Task goal.
Locate every line in the material below that has the word "name". Copy each of those lines.

* start Provided data *

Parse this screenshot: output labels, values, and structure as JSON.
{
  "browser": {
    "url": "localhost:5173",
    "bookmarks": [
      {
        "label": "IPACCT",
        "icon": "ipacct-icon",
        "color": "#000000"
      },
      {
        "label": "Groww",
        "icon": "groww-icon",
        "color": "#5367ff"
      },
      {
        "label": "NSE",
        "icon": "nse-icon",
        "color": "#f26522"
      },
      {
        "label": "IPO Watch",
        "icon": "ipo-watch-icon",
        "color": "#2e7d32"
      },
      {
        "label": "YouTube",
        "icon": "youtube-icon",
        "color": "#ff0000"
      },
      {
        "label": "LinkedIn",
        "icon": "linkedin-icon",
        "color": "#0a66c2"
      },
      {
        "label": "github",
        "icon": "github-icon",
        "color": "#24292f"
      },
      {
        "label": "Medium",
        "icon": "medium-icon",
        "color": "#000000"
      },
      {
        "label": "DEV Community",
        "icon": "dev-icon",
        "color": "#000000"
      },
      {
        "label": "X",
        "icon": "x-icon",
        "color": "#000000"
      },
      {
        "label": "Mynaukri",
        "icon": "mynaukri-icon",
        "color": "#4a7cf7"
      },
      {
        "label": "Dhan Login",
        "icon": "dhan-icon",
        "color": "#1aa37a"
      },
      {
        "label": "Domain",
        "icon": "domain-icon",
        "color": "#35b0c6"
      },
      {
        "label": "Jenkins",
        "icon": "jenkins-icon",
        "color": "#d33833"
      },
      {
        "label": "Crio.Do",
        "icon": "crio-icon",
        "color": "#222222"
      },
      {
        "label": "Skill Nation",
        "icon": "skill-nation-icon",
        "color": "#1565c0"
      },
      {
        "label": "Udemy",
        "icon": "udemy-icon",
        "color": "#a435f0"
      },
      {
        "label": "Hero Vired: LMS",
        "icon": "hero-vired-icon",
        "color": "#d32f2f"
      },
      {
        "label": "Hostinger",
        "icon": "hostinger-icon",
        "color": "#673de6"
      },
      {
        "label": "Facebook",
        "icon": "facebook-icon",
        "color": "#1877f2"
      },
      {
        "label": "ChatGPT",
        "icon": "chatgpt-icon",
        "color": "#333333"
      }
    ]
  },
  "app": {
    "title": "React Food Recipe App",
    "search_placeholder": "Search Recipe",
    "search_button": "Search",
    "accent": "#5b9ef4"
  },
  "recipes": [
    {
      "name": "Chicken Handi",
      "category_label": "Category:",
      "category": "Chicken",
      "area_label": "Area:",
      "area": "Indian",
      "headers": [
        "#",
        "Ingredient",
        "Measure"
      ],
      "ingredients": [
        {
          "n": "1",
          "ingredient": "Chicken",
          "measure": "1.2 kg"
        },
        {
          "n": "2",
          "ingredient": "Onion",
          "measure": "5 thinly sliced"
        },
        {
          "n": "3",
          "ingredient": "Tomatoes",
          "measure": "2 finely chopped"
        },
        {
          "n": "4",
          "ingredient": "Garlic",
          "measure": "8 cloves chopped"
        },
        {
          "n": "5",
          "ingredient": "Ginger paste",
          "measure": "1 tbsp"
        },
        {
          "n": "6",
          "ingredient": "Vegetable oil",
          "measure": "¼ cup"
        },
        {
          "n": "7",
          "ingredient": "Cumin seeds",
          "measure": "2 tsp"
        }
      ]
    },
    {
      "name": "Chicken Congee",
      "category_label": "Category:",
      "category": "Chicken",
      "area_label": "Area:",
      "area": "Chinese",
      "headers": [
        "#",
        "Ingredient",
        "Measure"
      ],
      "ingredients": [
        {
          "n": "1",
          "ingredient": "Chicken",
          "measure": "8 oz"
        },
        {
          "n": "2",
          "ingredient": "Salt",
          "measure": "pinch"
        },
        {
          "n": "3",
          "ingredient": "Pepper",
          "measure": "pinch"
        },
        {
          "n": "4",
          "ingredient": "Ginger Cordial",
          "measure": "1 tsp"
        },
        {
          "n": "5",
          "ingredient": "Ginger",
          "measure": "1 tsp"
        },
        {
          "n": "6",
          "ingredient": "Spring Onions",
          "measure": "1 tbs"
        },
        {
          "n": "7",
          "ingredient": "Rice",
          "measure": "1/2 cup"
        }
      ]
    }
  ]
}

* end Provided data *

Exercise result.
      "name": "Chicken Handi",
      "name": "Chicken Congee",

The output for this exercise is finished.